- YOUR OBJECTIVE -
Output each entry that follows exactly. Images stay out.

- DATA FOR THIS TASK -
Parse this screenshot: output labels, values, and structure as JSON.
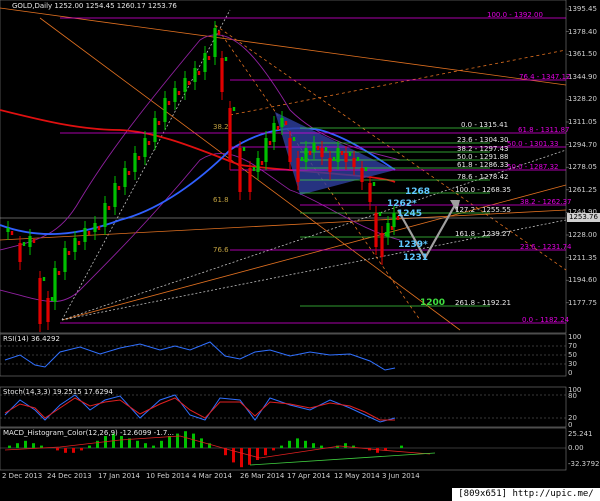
{
  "chart_header": {
    "title": "GOLD,Daily",
    "ohlc": "1252.00 1254.45 1260.17 1253.76"
  },
  "colors": {
    "background": "#000000",
    "bull_candle": "#00c000",
    "bear_candle": "#e00000",
    "fib_magenta": "#e000e0",
    "fib_green": "#40d040",
    "label_cyan": "#60c8ff",
    "label_white": "#e8e8e8",
    "label_green": "#40e040",
    "ma_red": "#e01010",
    "ma_blue": "#3060ff",
    "envelope_purple": "#9020a0",
    "pattern_fill": "#3040a0",
    "forecast_arrow": "#a0a0a0"
  },
  "price_axis": {
    "ticks": [
      "1395.45",
      "1378.40",
      "1361.50",
      "1344.90",
      "1328.20",
      "1311.05",
      "1294.70",
      "1278.05",
      "1261.25",
      "1244.90",
      "1228.00",
      "1211.35",
      "1194.60",
      "1177.75"
    ],
    "current_price": "1253.76"
  },
  "date_axis": {
    "ticks": [
      "2 Dec 2013",
      "24 Dec 2013",
      "17 Jan 2014",
      "10 Feb 2014",
      "4 Mar 2014",
      "26 Mar 2014",
      "17 Apr 2014",
      "12 May 2014",
      "3 Jun 2014"
    ]
  },
  "fib_levels_magenta": [
    {
      "label": "100.0 - 1392.00"
    },
    {
      "label": "76.4 - 1347.12"
    },
    {
      "label": "61.8 - 1311.87"
    },
    {
      "label": "50.0 - 1301.33"
    },
    {
      "label": "50.0 - 1287.32"
    },
    {
      "label": "38.2 - 1262.37"
    },
    {
      "label": "23.6 - 1231.74"
    },
    {
      "label": "0.0 - 1182.24"
    }
  ],
  "fib_levels_green": [
    {
      "label": "0.0 - 1315.41"
    },
    {
      "label": "23.6 - 1304.30"
    },
    {
      "label": "38.2 - 1297.43"
    },
    {
      "label": "50.0 - 1291.88"
    },
    {
      "label": "61.8 - 1286.33"
    },
    {
      "label": "78.6 - 1278.42"
    },
    {
      "label": "100.0 - 1268.35"
    },
    {
      "label": "127.2 - 1255.55"
    },
    {
      "label": "161.8 - 1239.27"
    },
    {
      "label": "261.8 - 1192.21"
    }
  ],
  "fib_inner_labels": {
    "a": "38.2",
    "b": "61.8",
    "c": "76.6"
  },
  "key_levels": {
    "l1268": "1268",
    "l1262": "1262*",
    "l1245": "1245",
    "l1239": "1239*",
    "l1231": "1231",
    "l1200": "1200"
  },
  "rsi": {
    "header": "RSI(14) 36.4292",
    "scale": [
      "100",
      "70",
      "50",
      "30",
      "0"
    ]
  },
  "stoch": {
    "header": "Stoch(14,3,3) 19.2515 17.6294",
    "scale": [
      "100",
      "80",
      "20",
      "0"
    ]
  },
  "macd": {
    "header": "MACD_Histogram_Color(12,26,9) -12.6099 -1.7...",
    "scale": [
      "25.241",
      "0.00",
      "-32.3792"
    ]
  },
  "watermark": "[809x651] http://upic.me/"
}
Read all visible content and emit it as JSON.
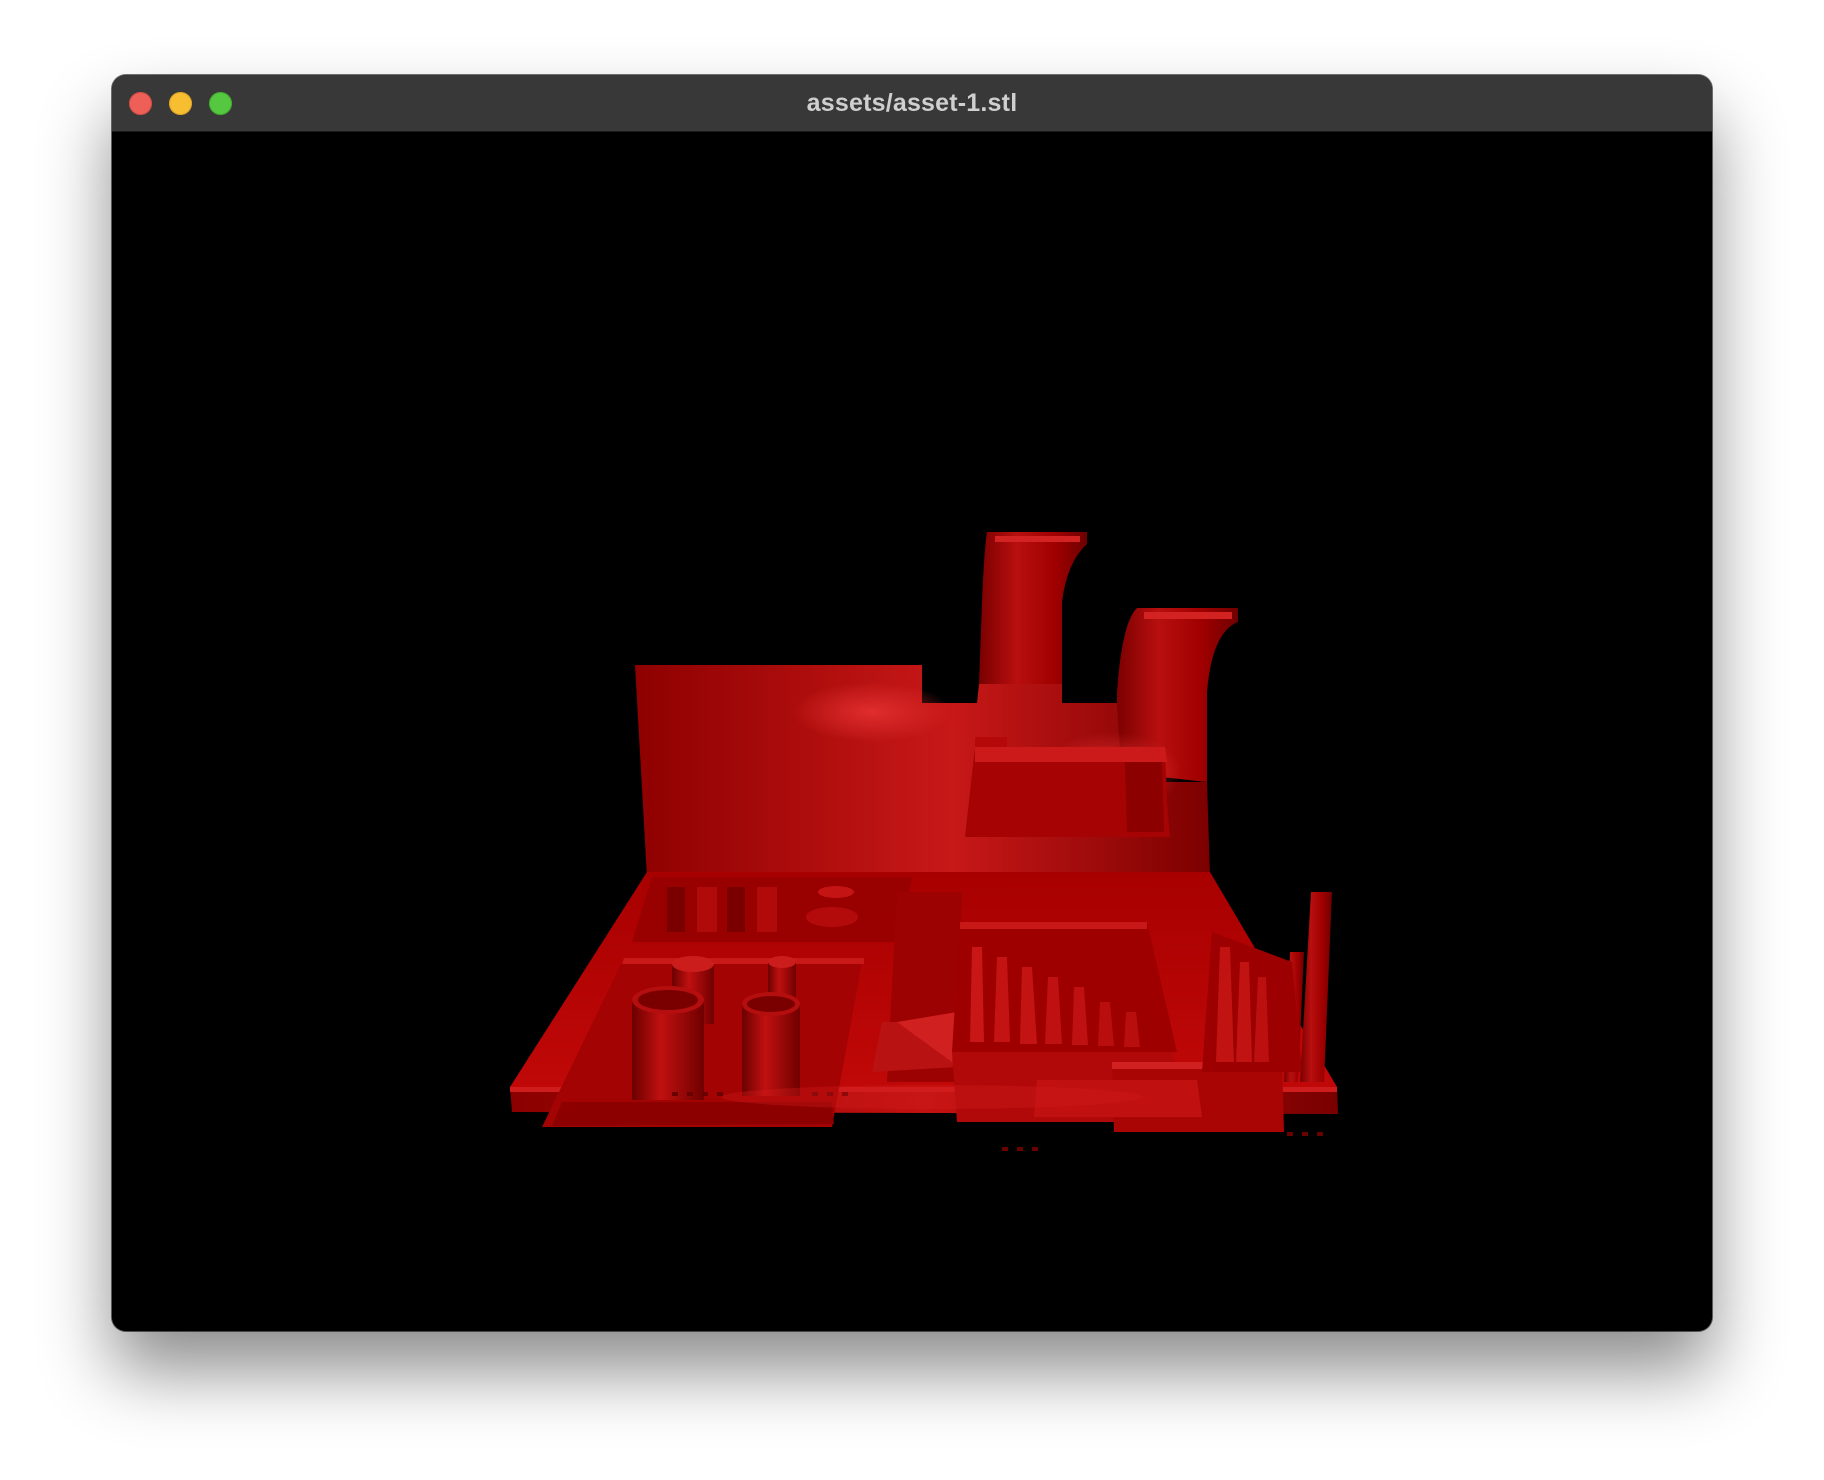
{
  "window": {
    "title": "assets/asset-1.stl",
    "controls": [
      "close",
      "minimize",
      "zoom"
    ]
  },
  "viewport": {
    "background": "#000000",
    "model": {
      "name": "STL 3D model",
      "color": "#b30000"
    }
  }
}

- SOLUTION -
Parse this screenshot: output labels, values, and structure as JSON.
{
  "chart_header": {
    "title": "GOLD,Daily",
    "ohlc": "1252.00 1254.45 1260.17 1253.76"
  },
  "colors": {
    "background": "#000000",
    "bull_candle": "#00c000",
    "bear_candle": "#e00000",
    "fib_magenta": "#e000e0",
    "fib_green": "#40d040",
    "label_cyan": "#60c8ff",
    "label_white": "#e8e8e8",
    "label_green": "#40e040",
    "ma_red": "#e01010",
    "ma_blue": "#3060ff",
    "envelope_purple": "#9020a0",
    "pattern_fill": "#3040a0",
    "forecast_arrow": "#a0a0a0"
  },
  "price_axis": {
    "ticks": [
      "1395.45",
      "1378.40",
      "1361.50",
      "1344.90",
      "1328.20",
      "1311.05",
      "1294.70",
      "1278.05",
      "1261.25",
      "1244.90",
      "1228.00",
      "1211.35",
      "1194.60",
      "1177.75"
    ],
    "current_price": "1253.76"
  },
  "date_axis": {
    "ticks": [
      "2 Dec 2013",
      "24 Dec 2013",
      "17 Jan 2014",
      "10 Feb 2014",
      "4 Mar 2014",
      "26 Mar 2014",
      "17 Apr 2014",
      "12 May 2014",
      "3 Jun 2014"
    ]
  },
  "fib_levels_magenta": [
    {
      "label": "100.0 - 1392.00"
    },
    {
      "label": "76.4 - 1347.12"
    },
    {
      "label": "61.8 - 1311.87"
    },
    {
      "label": "50.0 - 1301.33"
    },
    {
      "label": "50.0 - 1287.32"
    },
    {
      "label": "38.2 - 1262.37"
    },
    {
      "label": "23.6 - 1231.74"
    },
    {
      "label": "0.0 - 1182.24"
    }
  ],
  "fib_levels_green": [
    {
      "label": "0.0 - 1315.41"
    },
    {
      "label": "23.6 - 1304.30"
    },
    {
      "label": "38.2 - 1297.43"
    },
    {
      "label": "50.0 - 1291.88"
    },
    {
      "label": "61.8 - 1286.33"
    },
    {
      "label": "78.6 - 1278.42"
    },
    {
      "label": "100.0 - 1268.35"
    },
    {
      "label": "127.2 - 1255.55"
    },
    {
      "label": "161.8 - 1239.27"
    },
    {
      "label": "261.8 - 1192.21"
    }
  ],
  "fib_inner_labels": {
    "a": "38.2",
    "b": "61.8",
    "c": "76.6"
  },
  "key_levels": {
    "l1268": "1268",
    "l1262": "1262*",
    "l1245": "1245",
    "l1239": "1239*",
    "l1231": "1231",
    "l1200": "1200"
  },
  "rsi": {
    "header": "RSI(14) 36.4292",
    "scale": [
      "100",
      "70",
      "50",
      "30",
      "0"
    ]
  },
  "stoch": {
    "header": "Stoch(14,3,3) 19.2515 17.6294",
    "scale": [
      "100",
      "80",
      "20",
      "0"
    ]
  },
  "macd": {
    "header": "MACD_Histogram_Color(12,26,9) -12.6099 -1.7...",
    "scale": [
      "25.241",
      "0.00",
      "-32.3792"
    ]
  },
  "watermark": "[809x651] http://upic.me/"
}
Read all visible content and emit it as JSON.
{
  "window": {
    "title": "assets/asset-1.stl",
    "controls": [
      "close",
      "minimize",
      "zoom"
    ]
  },
  "viewport": {
    "background": "#000000",
    "model": {
      "name": "STL 3D model",
      "color": "#b30000"
    }
  }
}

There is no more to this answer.